§ **WHAT YOU NEED TO DO**
Return every line of the listing below that contains the string "blits".

[START OF DATASET]

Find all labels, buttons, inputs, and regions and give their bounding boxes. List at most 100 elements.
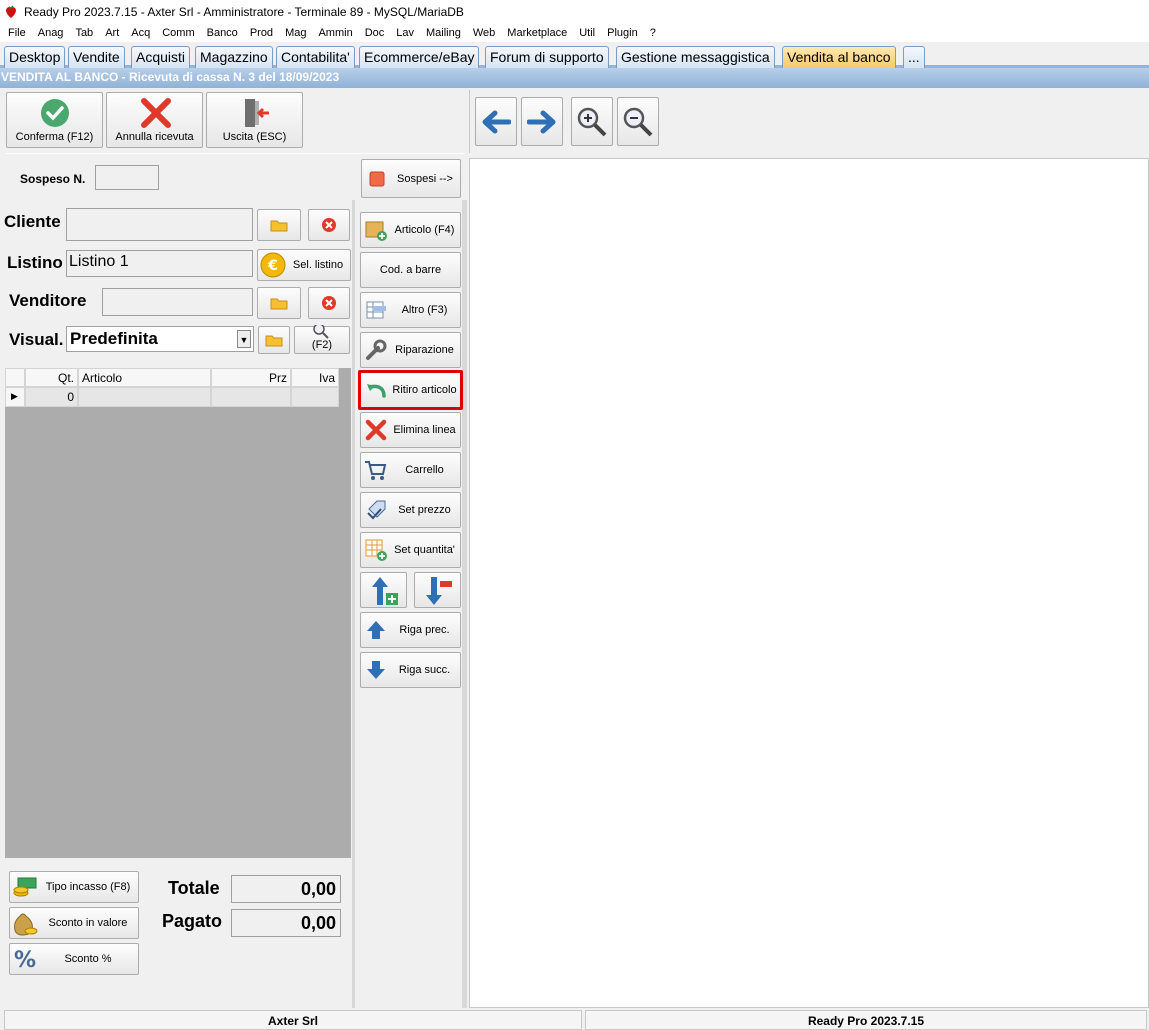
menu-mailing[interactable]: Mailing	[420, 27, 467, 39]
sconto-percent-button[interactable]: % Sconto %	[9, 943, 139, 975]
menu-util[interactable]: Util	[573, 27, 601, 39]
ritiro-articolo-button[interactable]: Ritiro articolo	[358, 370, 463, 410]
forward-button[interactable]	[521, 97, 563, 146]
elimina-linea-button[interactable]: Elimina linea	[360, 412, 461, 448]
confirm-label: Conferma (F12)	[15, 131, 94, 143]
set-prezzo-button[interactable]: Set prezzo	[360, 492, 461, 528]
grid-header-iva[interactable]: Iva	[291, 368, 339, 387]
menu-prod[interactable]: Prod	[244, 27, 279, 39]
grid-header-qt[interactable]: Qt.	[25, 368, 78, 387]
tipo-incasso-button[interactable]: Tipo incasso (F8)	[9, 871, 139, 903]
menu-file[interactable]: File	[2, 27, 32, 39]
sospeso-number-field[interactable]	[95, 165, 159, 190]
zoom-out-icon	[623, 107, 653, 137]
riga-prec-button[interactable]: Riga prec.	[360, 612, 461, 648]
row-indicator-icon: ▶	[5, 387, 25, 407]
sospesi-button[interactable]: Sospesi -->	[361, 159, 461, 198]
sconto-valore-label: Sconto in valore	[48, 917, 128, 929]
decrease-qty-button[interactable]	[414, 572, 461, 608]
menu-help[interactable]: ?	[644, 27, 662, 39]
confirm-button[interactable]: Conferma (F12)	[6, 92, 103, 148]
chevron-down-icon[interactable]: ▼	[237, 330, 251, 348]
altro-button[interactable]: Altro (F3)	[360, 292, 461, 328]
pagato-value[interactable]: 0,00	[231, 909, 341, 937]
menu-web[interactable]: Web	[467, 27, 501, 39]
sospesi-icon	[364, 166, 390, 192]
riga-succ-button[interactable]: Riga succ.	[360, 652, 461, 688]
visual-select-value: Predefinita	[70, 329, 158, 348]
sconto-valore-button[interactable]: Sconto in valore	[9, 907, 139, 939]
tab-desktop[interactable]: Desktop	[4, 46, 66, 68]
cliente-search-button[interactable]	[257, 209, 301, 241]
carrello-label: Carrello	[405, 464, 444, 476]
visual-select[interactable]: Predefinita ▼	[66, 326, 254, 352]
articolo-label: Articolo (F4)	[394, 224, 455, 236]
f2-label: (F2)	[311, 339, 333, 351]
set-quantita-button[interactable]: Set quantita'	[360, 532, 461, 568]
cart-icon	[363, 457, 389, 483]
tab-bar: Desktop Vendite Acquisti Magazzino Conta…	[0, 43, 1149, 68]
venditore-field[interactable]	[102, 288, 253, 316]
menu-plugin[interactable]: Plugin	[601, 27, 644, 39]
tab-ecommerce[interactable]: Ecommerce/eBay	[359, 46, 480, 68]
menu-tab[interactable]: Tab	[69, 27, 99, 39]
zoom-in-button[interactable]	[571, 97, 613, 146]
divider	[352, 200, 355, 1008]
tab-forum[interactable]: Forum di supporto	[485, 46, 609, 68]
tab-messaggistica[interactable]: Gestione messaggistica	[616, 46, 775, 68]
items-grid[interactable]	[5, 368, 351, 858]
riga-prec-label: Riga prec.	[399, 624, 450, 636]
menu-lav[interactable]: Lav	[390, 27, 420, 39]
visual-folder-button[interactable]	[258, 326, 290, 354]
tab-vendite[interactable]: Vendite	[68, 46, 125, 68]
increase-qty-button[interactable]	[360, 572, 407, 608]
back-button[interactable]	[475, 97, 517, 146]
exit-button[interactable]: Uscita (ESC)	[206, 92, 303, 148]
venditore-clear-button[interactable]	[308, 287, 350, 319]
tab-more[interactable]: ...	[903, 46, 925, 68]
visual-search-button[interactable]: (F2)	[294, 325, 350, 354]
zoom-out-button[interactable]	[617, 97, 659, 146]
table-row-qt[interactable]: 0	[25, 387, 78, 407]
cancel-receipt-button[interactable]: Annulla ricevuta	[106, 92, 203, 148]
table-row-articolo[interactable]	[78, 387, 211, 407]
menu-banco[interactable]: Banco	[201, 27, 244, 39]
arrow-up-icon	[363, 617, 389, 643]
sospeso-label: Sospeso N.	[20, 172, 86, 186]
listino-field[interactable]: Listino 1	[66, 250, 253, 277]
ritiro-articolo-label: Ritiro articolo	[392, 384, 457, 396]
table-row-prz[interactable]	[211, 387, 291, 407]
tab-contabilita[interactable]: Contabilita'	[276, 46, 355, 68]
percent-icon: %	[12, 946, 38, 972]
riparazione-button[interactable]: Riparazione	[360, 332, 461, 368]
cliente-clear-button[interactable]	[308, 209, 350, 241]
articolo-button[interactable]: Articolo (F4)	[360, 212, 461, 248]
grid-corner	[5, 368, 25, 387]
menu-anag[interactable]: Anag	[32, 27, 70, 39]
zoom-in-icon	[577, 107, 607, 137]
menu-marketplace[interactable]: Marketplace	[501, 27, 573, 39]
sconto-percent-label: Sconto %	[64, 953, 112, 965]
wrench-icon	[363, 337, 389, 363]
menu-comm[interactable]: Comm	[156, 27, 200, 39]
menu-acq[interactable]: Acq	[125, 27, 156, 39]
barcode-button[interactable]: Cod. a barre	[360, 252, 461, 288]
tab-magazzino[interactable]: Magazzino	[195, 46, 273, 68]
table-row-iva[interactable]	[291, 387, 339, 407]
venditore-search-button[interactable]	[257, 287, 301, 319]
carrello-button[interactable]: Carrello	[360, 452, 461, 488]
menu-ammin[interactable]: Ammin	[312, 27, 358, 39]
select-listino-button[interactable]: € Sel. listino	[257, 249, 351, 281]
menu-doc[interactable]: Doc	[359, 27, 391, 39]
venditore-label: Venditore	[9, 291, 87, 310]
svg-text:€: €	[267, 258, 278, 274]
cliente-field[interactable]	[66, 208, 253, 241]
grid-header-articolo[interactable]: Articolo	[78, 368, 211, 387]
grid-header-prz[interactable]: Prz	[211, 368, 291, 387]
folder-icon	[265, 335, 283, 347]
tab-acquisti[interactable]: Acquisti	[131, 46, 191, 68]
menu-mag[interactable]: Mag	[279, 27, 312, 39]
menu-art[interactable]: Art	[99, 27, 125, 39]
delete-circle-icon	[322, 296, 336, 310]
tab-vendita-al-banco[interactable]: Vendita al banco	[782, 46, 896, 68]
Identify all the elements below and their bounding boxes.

[END OF DATASET]
[START OF DATASET]

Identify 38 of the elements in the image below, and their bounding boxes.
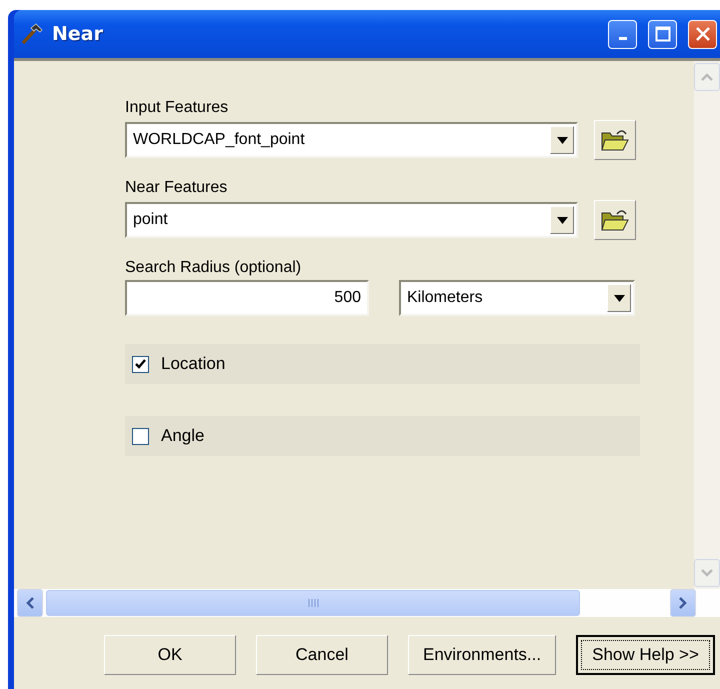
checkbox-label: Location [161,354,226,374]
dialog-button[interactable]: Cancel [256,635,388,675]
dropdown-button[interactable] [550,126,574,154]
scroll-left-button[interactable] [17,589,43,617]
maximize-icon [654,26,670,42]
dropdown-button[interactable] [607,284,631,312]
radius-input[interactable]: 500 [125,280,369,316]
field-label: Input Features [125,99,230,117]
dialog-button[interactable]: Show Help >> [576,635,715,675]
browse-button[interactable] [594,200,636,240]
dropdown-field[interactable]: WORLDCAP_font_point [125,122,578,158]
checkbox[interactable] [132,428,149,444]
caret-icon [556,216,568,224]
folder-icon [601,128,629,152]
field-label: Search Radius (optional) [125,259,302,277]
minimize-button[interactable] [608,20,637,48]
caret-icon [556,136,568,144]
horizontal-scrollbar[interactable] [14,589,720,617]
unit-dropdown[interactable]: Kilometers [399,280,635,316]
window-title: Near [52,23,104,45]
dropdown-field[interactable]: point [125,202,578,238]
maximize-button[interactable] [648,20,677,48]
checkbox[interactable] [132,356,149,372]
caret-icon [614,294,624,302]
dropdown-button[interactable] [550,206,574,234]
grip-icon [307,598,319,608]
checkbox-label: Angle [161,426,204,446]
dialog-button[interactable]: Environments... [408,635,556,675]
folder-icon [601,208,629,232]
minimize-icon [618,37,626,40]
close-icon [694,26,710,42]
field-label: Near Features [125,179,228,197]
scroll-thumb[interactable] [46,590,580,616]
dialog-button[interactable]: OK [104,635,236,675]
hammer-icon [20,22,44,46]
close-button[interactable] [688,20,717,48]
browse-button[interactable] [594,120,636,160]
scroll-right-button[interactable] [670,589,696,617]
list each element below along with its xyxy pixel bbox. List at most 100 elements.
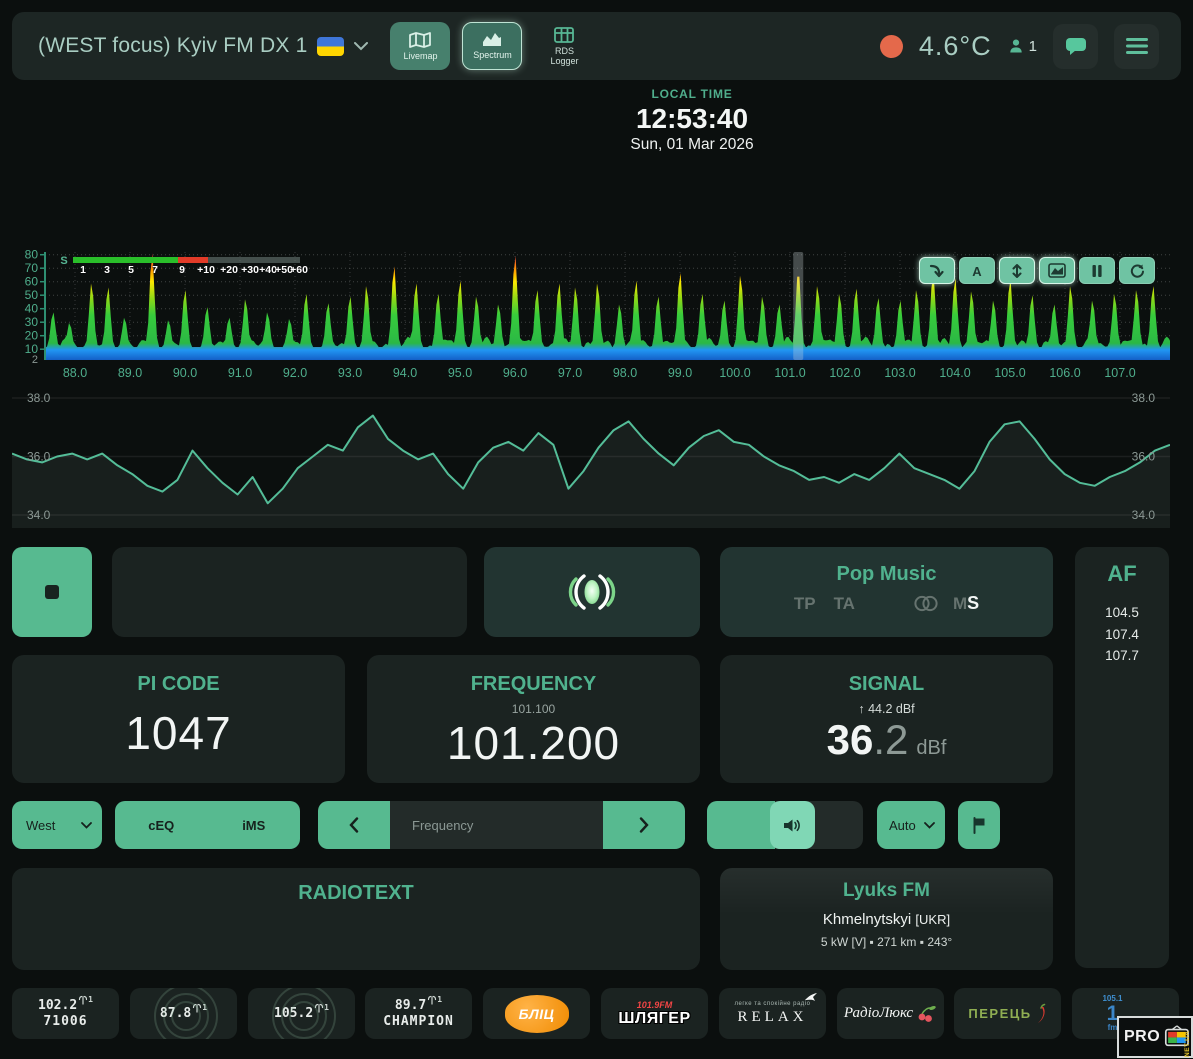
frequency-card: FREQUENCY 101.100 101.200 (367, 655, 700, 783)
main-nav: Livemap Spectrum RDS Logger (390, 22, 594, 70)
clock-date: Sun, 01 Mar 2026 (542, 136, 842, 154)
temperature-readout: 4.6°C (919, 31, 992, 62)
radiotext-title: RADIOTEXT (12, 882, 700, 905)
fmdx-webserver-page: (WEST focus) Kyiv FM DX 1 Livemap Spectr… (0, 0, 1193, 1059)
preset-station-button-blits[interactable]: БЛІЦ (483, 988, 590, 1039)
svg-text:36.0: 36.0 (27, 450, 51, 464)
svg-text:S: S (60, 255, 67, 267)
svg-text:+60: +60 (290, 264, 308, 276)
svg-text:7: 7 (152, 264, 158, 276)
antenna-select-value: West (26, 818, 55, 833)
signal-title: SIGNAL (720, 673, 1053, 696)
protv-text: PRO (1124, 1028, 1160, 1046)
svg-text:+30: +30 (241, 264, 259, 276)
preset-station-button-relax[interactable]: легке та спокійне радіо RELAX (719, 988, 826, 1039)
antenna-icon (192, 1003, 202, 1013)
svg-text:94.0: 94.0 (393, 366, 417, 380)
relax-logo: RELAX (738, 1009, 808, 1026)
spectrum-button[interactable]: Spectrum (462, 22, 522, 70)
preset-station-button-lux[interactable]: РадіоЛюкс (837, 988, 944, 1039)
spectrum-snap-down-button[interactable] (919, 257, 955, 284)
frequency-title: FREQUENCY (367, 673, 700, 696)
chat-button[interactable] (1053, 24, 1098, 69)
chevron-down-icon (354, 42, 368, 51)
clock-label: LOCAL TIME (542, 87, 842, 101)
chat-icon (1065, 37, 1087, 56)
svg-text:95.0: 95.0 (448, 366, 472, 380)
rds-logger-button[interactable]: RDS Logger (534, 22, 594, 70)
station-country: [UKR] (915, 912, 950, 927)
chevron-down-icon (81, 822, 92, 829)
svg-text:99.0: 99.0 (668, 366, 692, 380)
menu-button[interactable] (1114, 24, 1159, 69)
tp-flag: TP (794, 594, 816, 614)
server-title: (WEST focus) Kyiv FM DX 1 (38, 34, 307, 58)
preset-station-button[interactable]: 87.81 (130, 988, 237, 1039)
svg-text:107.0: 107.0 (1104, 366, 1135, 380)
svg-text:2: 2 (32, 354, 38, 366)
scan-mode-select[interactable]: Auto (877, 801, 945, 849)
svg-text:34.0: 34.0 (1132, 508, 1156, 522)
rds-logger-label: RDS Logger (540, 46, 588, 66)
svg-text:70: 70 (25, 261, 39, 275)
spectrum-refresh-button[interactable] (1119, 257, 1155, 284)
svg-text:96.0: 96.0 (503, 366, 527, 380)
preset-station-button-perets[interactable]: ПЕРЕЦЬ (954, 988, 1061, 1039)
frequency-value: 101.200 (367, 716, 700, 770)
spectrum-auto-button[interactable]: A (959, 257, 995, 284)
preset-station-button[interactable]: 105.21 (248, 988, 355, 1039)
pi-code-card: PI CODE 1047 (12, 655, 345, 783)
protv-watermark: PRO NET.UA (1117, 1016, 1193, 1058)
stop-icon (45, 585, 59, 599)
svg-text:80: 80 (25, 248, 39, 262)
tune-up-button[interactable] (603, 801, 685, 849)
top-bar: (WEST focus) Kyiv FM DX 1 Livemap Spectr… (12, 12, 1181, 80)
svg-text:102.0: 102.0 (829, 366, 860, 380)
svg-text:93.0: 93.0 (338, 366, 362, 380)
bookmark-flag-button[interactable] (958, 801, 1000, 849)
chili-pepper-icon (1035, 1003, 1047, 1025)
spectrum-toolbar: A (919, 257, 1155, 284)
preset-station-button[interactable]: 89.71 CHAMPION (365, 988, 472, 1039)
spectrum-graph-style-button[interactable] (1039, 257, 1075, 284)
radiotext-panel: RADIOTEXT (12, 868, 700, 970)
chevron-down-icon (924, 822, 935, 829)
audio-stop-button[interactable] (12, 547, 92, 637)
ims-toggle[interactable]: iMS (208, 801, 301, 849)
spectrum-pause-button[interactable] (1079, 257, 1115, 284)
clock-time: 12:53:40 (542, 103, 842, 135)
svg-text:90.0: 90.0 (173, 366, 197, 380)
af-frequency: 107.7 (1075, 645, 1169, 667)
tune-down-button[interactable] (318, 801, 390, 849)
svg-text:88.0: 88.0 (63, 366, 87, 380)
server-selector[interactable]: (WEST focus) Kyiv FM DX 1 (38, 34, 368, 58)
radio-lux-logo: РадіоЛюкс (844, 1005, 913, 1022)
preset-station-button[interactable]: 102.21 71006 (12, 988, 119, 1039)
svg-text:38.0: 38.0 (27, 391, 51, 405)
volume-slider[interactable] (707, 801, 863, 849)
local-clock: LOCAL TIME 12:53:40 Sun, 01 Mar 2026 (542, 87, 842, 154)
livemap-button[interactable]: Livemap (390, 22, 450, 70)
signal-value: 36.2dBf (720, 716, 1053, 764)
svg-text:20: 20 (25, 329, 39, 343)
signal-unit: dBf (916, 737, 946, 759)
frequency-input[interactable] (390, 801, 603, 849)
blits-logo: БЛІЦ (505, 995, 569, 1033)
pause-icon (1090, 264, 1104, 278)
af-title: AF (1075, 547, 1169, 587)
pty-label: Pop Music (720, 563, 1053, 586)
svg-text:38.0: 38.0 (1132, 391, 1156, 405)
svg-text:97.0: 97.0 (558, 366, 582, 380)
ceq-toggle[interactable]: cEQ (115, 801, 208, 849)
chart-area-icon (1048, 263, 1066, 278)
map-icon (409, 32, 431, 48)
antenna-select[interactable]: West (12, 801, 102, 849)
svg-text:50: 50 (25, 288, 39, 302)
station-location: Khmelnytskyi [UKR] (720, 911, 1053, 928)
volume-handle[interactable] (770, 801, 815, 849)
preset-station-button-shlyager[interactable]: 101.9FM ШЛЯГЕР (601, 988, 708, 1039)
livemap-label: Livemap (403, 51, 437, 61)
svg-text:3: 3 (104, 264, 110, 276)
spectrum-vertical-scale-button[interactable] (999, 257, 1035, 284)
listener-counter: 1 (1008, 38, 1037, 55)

[END OF DATASET]

§ **WORKED SOLUTION**
preset-station-button-blits[interactable]: БЛІЦ (483, 988, 590, 1039)
blits-logo: БЛІЦ (505, 995, 569, 1033)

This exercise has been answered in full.